WHAT TO DO
Copy out every line that contains the word "豚贝useful".

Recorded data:
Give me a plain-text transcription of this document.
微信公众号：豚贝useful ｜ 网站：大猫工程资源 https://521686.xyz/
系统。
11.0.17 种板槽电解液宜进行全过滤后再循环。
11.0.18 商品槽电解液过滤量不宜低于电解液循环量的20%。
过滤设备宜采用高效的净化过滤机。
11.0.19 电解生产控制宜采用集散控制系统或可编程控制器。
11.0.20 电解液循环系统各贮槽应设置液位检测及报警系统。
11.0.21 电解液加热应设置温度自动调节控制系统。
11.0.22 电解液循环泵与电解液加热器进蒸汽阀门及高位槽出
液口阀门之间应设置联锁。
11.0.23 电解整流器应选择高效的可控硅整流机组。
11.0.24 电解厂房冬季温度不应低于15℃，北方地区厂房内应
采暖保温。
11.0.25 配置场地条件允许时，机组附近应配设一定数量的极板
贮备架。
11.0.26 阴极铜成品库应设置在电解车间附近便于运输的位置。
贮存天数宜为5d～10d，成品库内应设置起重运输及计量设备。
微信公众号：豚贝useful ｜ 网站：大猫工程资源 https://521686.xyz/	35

CORRECT RESPONSE
微信公众号：豚贝useful ｜ 网站：大猫工程资源 https://521686.xyz/
微信公众号：豚贝useful ｜ 网站：大猫工程资源 https://521686.xyz/	35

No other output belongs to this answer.